Dataset items:
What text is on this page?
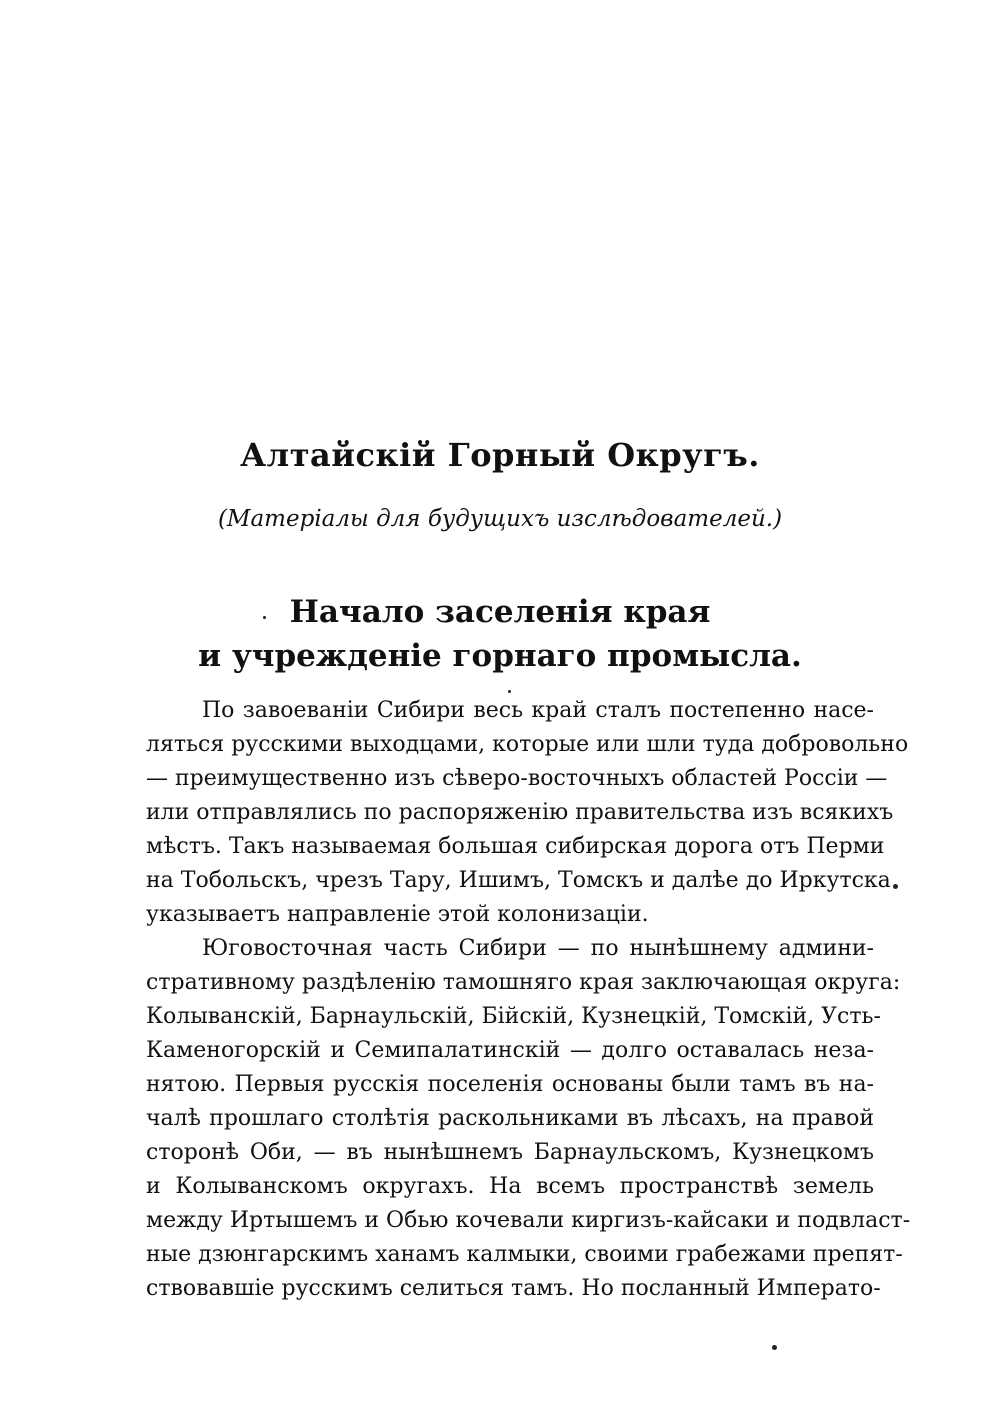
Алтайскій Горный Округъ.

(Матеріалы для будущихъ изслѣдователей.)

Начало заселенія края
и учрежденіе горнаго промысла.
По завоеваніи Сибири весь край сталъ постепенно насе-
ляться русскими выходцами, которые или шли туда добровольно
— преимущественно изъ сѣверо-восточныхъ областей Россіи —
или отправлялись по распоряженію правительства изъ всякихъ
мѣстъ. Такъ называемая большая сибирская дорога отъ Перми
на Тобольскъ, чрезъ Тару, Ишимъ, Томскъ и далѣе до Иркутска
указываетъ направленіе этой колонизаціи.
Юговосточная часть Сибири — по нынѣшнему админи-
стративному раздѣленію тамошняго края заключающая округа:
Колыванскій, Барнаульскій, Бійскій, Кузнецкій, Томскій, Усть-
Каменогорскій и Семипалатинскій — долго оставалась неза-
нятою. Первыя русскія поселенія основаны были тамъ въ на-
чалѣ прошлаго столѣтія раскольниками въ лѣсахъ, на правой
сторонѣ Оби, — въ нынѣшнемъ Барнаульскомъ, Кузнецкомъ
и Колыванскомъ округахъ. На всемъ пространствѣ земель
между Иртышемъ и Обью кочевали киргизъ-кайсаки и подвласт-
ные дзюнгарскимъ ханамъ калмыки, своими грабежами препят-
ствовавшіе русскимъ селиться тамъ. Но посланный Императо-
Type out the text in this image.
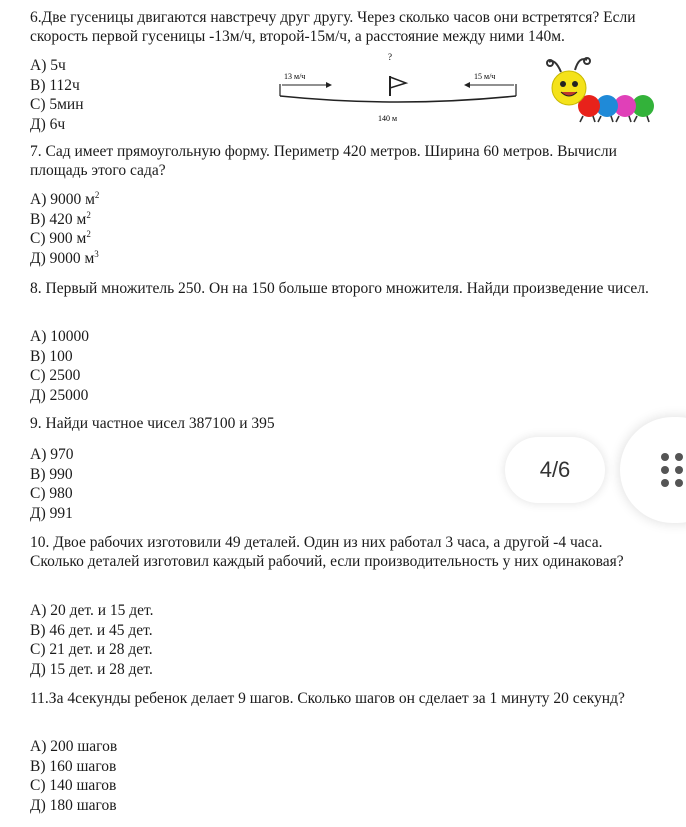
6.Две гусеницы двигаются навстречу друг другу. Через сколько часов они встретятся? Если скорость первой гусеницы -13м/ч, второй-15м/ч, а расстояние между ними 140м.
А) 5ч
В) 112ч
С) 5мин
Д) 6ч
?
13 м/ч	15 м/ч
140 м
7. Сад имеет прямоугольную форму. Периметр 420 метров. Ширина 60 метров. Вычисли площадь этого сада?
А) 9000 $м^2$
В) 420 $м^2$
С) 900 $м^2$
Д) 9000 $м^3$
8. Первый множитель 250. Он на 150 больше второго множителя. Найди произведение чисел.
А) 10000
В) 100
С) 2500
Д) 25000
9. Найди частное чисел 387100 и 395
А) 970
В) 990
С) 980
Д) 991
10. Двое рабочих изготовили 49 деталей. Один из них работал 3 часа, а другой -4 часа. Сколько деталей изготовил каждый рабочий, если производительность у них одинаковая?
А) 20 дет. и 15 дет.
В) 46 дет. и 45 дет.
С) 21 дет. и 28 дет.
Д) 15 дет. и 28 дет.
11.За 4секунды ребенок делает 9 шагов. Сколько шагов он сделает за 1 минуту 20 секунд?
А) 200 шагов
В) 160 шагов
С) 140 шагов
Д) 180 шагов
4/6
...
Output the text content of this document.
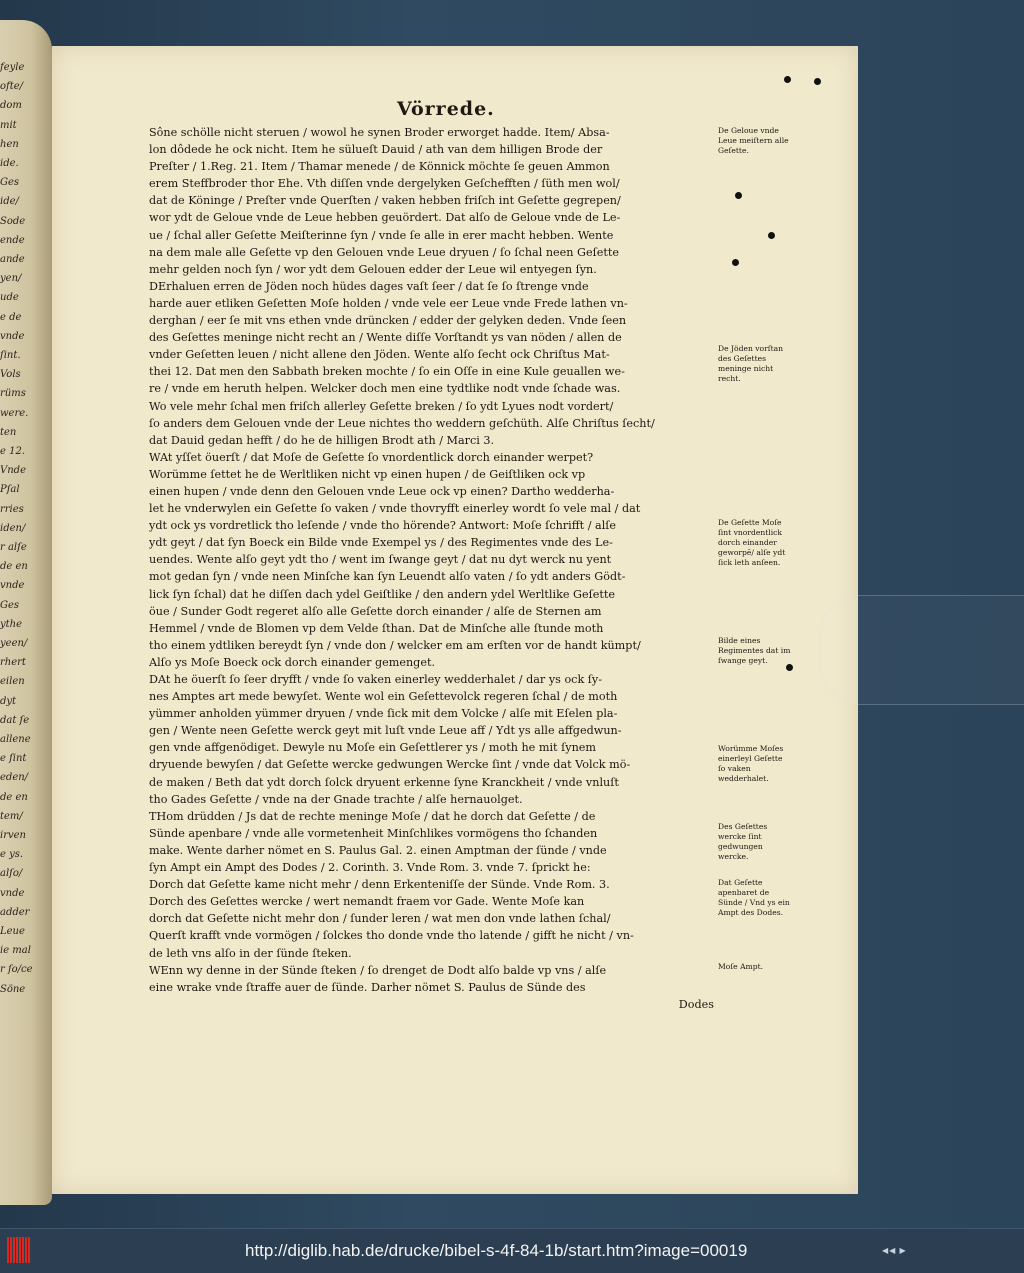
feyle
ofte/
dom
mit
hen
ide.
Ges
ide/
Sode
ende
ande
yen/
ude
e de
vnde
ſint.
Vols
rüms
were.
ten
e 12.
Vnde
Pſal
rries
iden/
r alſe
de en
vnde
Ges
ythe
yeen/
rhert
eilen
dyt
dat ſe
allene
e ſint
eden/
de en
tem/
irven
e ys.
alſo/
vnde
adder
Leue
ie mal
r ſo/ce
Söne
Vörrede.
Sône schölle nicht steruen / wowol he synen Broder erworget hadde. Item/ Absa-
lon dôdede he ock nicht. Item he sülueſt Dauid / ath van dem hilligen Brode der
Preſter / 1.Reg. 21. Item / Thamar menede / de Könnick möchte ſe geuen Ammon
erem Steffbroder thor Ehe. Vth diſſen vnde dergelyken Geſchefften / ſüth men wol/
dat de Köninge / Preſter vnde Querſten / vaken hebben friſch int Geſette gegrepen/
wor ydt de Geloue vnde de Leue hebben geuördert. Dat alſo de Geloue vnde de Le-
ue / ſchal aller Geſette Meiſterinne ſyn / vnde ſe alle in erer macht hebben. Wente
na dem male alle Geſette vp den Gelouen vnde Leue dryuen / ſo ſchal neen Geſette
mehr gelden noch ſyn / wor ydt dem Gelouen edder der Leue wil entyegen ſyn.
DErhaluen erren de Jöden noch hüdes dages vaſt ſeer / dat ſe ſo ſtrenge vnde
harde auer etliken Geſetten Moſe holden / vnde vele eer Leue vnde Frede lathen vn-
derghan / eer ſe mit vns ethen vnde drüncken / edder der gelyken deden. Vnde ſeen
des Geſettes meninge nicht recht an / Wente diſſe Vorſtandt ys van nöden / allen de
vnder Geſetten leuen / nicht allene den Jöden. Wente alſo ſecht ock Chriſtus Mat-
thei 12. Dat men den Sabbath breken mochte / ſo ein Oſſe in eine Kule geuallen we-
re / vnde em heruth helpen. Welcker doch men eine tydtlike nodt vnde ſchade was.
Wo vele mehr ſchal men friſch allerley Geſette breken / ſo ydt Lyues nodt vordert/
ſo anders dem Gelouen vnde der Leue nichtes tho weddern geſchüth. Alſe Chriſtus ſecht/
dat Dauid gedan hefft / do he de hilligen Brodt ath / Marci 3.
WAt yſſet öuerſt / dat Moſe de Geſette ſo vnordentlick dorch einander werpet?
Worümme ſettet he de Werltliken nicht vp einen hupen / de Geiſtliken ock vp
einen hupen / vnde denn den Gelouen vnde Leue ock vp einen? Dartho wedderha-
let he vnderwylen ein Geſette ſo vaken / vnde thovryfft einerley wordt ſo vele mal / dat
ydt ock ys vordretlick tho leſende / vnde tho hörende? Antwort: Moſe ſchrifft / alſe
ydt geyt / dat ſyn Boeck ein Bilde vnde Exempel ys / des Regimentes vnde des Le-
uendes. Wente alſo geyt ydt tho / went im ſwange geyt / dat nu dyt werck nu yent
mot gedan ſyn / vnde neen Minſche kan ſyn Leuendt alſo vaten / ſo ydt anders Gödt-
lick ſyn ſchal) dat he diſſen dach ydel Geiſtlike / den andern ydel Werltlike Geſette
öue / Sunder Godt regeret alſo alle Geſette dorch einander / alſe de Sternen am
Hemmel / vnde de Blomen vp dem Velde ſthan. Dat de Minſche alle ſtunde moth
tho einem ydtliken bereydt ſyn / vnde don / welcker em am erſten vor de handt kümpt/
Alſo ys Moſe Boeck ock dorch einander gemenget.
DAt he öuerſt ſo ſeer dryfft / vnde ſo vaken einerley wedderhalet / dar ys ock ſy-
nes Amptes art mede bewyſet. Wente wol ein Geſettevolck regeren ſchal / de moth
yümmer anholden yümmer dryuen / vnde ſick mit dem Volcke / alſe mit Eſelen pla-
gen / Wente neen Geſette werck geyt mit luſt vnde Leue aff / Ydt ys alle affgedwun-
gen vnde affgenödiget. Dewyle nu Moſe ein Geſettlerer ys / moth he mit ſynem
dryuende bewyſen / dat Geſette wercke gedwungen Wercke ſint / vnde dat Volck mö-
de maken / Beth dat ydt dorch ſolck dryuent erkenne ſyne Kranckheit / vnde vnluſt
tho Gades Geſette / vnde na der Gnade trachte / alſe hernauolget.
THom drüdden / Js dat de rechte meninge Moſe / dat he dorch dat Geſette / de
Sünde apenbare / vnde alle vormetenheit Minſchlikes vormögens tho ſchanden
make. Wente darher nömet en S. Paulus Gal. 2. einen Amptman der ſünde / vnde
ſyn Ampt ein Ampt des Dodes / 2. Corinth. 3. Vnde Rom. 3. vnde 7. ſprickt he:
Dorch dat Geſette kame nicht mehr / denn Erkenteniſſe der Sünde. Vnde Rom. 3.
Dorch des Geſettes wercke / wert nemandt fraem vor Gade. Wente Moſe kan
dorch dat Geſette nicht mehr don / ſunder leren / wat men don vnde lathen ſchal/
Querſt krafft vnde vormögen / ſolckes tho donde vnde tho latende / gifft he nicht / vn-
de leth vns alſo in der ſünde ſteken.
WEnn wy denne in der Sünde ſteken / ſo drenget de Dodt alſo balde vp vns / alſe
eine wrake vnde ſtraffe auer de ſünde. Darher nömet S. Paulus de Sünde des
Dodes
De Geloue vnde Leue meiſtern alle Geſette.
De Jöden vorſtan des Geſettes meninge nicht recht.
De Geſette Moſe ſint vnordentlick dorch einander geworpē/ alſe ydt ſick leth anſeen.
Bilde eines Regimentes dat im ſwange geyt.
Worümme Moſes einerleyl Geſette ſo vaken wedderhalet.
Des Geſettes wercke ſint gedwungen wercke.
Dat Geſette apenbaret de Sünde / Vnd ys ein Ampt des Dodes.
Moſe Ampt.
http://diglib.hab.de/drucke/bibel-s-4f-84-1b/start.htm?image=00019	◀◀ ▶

• _Stated exercise_
Determine how many lines of the entries above carry the string "Найди", and give that number alone.

• _Answer to the exercise_
2